- WHAT IS NEEDED
Every line of the material below should be repeated exactly.

- EXTRACTED ENTRIES
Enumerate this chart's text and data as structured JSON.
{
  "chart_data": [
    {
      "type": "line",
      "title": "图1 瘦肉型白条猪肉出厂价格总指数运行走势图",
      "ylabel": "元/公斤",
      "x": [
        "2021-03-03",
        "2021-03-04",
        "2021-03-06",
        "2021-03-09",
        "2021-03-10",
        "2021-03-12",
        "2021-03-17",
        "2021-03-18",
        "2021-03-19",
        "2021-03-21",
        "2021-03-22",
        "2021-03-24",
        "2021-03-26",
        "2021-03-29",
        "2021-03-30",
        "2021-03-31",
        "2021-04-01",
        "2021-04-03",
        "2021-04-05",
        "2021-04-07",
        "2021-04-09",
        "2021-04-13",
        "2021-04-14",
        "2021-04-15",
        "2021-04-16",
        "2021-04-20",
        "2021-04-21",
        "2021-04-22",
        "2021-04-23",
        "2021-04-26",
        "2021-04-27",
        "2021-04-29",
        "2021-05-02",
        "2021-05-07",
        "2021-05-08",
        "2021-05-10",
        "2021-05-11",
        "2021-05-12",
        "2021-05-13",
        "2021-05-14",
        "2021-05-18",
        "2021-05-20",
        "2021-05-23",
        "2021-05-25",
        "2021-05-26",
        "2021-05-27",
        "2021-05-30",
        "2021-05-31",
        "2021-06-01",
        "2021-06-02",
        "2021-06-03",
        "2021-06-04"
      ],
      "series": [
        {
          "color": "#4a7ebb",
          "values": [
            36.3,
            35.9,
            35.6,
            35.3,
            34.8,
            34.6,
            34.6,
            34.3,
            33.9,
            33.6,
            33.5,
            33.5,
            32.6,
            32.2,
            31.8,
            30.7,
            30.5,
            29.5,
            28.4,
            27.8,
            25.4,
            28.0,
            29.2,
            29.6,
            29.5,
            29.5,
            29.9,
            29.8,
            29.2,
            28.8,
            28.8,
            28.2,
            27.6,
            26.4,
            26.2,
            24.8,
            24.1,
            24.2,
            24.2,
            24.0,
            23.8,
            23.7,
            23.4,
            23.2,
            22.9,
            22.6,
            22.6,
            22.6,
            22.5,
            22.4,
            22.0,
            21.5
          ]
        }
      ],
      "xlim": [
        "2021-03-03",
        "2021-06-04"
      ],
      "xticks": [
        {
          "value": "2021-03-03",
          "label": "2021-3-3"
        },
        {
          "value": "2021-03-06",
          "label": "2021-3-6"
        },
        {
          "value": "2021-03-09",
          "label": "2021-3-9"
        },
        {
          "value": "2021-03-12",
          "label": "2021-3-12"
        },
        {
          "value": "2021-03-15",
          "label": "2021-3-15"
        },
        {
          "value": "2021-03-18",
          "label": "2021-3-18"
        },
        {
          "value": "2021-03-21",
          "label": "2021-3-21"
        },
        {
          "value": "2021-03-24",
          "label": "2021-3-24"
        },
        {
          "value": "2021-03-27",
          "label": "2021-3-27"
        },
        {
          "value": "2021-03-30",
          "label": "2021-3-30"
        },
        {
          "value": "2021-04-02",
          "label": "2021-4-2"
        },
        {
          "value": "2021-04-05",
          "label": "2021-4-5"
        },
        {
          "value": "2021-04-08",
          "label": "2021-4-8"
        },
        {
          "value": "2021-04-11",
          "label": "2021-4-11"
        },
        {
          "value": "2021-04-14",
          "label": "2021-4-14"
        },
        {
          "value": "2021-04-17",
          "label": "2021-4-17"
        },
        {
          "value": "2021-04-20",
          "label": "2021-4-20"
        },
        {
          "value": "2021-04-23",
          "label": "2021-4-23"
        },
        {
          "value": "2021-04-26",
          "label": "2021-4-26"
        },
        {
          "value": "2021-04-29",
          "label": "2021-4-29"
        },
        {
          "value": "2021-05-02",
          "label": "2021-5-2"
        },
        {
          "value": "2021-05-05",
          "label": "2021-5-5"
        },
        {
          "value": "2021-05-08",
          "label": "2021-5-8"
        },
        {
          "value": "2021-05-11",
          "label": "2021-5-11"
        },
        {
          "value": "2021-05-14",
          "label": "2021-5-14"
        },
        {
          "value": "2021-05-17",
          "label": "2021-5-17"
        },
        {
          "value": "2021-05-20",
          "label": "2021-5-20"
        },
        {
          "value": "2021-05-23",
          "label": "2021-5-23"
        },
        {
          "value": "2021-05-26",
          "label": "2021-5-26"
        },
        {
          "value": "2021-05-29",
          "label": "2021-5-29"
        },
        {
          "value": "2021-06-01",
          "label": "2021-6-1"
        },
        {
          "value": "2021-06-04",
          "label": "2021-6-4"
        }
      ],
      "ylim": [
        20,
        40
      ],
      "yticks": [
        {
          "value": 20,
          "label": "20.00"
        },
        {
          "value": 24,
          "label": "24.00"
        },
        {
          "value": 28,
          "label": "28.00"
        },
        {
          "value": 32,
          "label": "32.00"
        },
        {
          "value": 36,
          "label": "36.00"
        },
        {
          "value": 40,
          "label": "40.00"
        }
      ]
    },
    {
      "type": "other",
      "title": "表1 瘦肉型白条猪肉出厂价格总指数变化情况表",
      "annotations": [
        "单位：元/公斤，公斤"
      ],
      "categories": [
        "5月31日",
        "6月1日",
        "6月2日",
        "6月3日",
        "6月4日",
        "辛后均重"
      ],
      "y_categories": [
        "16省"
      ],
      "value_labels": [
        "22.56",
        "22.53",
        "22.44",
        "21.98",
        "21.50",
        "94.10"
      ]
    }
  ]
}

- ANSWER BELOW
Enumerate this chart's text and data as structured JSON.
{
  "chart_data": [
    {
      "type": "line",
      "title": "图1 瘦肉型白条猪肉出厂价格总指数运行走势图",
      "ylabel": "元/公斤",
      "x": [
        "2021-03-03",
        "2021-03-04",
        "2021-03-06",
        "2021-03-09",
        "2021-03-10",
        "2021-03-12",
        "2021-03-17",
        "2021-03-18",
        "2021-03-19",
        "2021-03-21",
        "2021-03-22",
        "2021-03-24",
        "2021-03-26",
        "2021-03-29",
        "2021-03-30",
        "2021-03-31",
        "2021-04-01",
        "2021-04-03",
        "2021-04-05",
        "2021-04-07",
        "2021-04-09",
        "2021-04-13",
        "2021-04-14",
        "2021-04-15",
        "2021-04-16",
        "2021-04-20",
        "2021-04-21",
        "2021-04-22",
        "2021-04-23",
        "2021-04-26",
        "2021-04-27",
        "2021-04-29",
        "2021-05-02",
        "2021-05-07",
        "2021-05-08",
        "2021-05-10",
        "2021-05-11",
        "2021-05-12",
        "2021-05-13",
        "2021-05-14",
        "2021-05-18",
        "2021-05-20",
        "2021-05-23",
        "2021-05-25",
        "2021-05-26",
        "2021-05-27",
        "2021-05-30",
        "2021-05-31",
        "2021-06-01",
        "2021-06-02",
        "2021-06-03",
        "2021-06-04"
      ],
      "series": [
        {
          "color": "#4a7ebb",
          "values": [
            36.3,
            35.9,
            35.6,
            35.3,
            34.8,
            34.6,
            34.6,
            34.3,
            33.9,
            33.6,
            33.5,
            33.5,
            32.6,
            32.2,
            31.8,
            30.7,
            30.5,
            29.5,
            28.4,
            27.8,
            25.4,
            28.0,
            29.2,
            29.6,
            29.5,
            29.5,
            29.9,
            29.8,
            29.2,
            28.8,
            28.8,
            28.2,
            27.6,
            26.4,
            26.2,
            24.8,
            24.1,
            24.2,
            24.2,
            24.0,
            23.8,
            23.7,
            23.4,
            23.2,
            22.9,
            22.6,
            22.6,
            22.6,
            22.5,
            22.4,
            22.0,
            21.5
          ]
        }
      ],
      "xlim": [
        "2021-03-03",
        "2021-06-04"
      ],
      "xticks": [
        {
          "value": "2021-03-03",
          "label": "2021-3-3"
        },
        {
          "value": "2021-03-06",
          "label": "2021-3-6"
        },
        {
          "value": "2021-03-09",
          "label": "2021-3-9"
        },
        {
          "value": "2021-03-12",
          "label": "2021-3-12"
        },
        {
          "value": "2021-03-15",
          "label": "2021-3-15"
        },
        {
          "value": "2021-03-18",
          "label": "2021-3-18"
        },
        {
          "value": "2021-03-21",
          "label": "2021-3-21"
        },
        {
          "value": "2021-03-24",
          "label": "2021-3-24"
        },
        {
          "value": "2021-03-27",
          "label": "2021-3-27"
        },
        {
          "value": "2021-03-30",
          "label": "2021-3-30"
        },
        {
          "value": "2021-04-02",
          "label": "2021-4-2"
        },
        {
          "value": "2021-04-05",
          "label": "2021-4-5"
        },
        {
          "value": "2021-04-08",
          "label": "2021-4-8"
        },
        {
          "value": "2021-04-11",
          "label": "2021-4-11"
        },
        {
          "value": "2021-04-14",
          "label": "2021-4-14"
        },
        {
          "value": "2021-04-17",
          "label": "2021-4-17"
        },
        {
          "value": "2021-04-20",
          "label": "2021-4-20"
        },
        {
          "value": "2021-04-23",
          "label": "2021-4-23"
        },
        {
          "value": "2021-04-26",
          "label": "2021-4-26"
        },
        {
          "value": "2021-04-29",
          "label": "2021-4-29"
        },
        {
          "value": "2021-05-02",
          "label": "2021-5-2"
        },
        {
          "value": "2021-05-05",
          "label": "2021-5-5"
        },
        {
          "value": "2021-05-08",
          "label": "2021-5-8"
        },
        {
          "value": "2021-05-11",
          "label": "2021-5-11"
        },
        {
          "value": "2021-05-14",
          "label": "2021-5-14"
        },
        {
          "value": "2021-05-17",
          "label": "2021-5-17"
        },
        {
          "value": "2021-05-20",
          "label": "2021-5-20"
        },
        {
          "value": "2021-05-23",
          "label": "2021-5-23"
        },
        {
          "value": "2021-05-26",
          "label": "2021-5-26"
        },
        {
          "value": "2021-05-29",
          "label": "2021-5-29"
        },
        {
          "value": "2021-06-01",
          "label": "2021-6-1"
        },
        {
          "value": "2021-06-04",
          "label": "2021-6-4"
        }
      ],
      "ylim": [
        20,
        40
      ],
      "yticks": [
        {
          "value": 20,
          "label": "20.00"
        },
        {
          "value": 24,
          "label": "24.00"
        },
        {
          "value": 28,
          "label": "28.00"
        },
        {
          "value": 32,
          "label": "32.00"
        },
        {
          "value": 36,
          "label": "36.00"
        },
        {
          "value": 40,
          "label": "40.00"
        }
      ]
    },
    {
      "type": "other",
      "title": "表1 瘦肉型白条猪肉出厂价格总指数变化情况表",
      "annotations": [
        "单位：元/公斤，公斤"
      ],
      "categories": [
        "5月31日",
        "6月1日",
        "6月2日",
        "6月3日",
        "6月4日",
        "辛后均重"
      ],
      "y_categories": [
        "16省"
      ],
      "value_labels": [
        "22.56",
        "22.53",
        "22.44",
        "21.98",
        "21.50",
        "94.10"
      ]
    }
  ]
}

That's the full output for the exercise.